Goal.
Every record that follows must be duplicated exactly, with images left out.

Data entries:
=-=-=
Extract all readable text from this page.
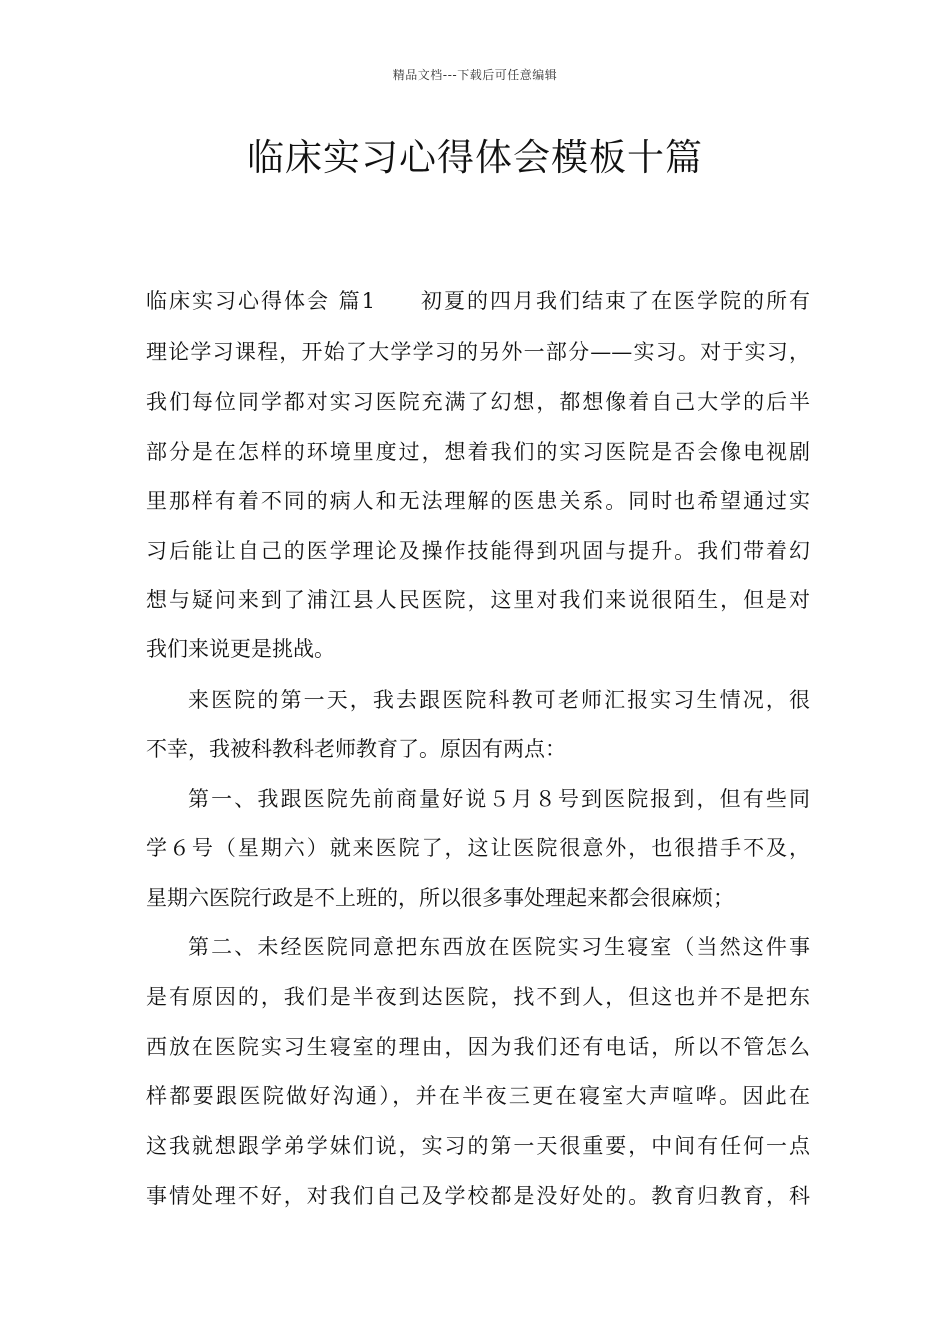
精品文档---下载后可任意编辑
临床实习心得体会模板十篇
临床实习心得体会 篇1 初夏的四月我们结束了在医学院的所有
理论学习课程，开始了大学学习的另外一部分——实习。对于实习，
我们每位同学都对实习医院充满了幻想，都想像着自己大学的后半
部分是在怎样的环境里度过，想着我们的实习医院是否会像电视剧
里那样有着不同的病人和无法理解的医患关系。同时也希望通过实
习后能让自己的医学理论及操作技能得到巩固与提升。我们带着幻
想与疑问来到了浦江县人民医院，这里对我们来说很陌生，但是对
我们来说更是挑战。
来医院的第一天，我去跟医院科教可老师汇报实习生情况，很
不幸，我被科教科老师教育了。原因有两点：
第一、我跟医院先前商量好说５月８号到医院报到，但有些同
学６号（星期六）就来医院了，这让医院很意外，也很措手不及，
星期六医院行政是不上班的，所以很多事处理起来都会很麻烦；
第二、未经医院同意把东西放在医院实习生寝室（当然这件事
是有原因的，我们是半夜到达医院，找不到人，但这也并不是把东
西放在医院实习生寝室的理由，因为我们还有电话，所以不管怎么
样都要跟医院做好沟通），并在半夜三更在寝室大声喧哗。因此在
这我就想跟学弟学妹们说，实习的第一天很重要，中间有任何一点
事情处理不好，对我们自己及学校都是没好处的。教育归教育，科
=-=-=
Result.
Extract all readable text from this page.
精品文档---下载后可任意编辑
临床实习心得体会模板十篇
临床实习心得体会 篇1 初夏的四月我们结束了在医学院的所有
理论学习课程，开始了大学学习的另外一部分——实习。对于实习，
我们每位同学都对实习医院充满了幻想，都想像着自己大学的后半
部分是在怎样的环境里度过，想着我们的实习医院是否会像电视剧
里那样有着不同的病人和无法理解的医患关系。同时也希望通过实
习后能让自己的医学理论及操作技能得到巩固与提升。我们带着幻
想与疑问来到了浦江县人民医院，这里对我们来说很陌生，但是对
我们来说更是挑战。
来医院的第一天，我去跟医院科教可老师汇报实习生情况，很
不幸，我被科教科老师教育了。原因有两点：
第一、我跟医院先前商量好说５月８号到医院报到，但有些同
学６号（星期六）就来医院了，这让医院很意外，也很措手不及，
星期六医院行政是不上班的，所以很多事处理起来都会很麻烦；
第二、未经医院同意把东西放在医院实习生寝室（当然这件事
是有原因的，我们是半夜到达医院，找不到人，但这也并不是把东
西放在医院实习生寝室的理由，因为我们还有电话，所以不管怎么
样都要跟医院做好沟通），并在半夜三更在寝室大声喧哗。因此在
这我就想跟学弟学妹们说，实习的第一天很重要，中间有任何一点
事情处理不好，对我们自己及学校都是没好处的。教育归教育，科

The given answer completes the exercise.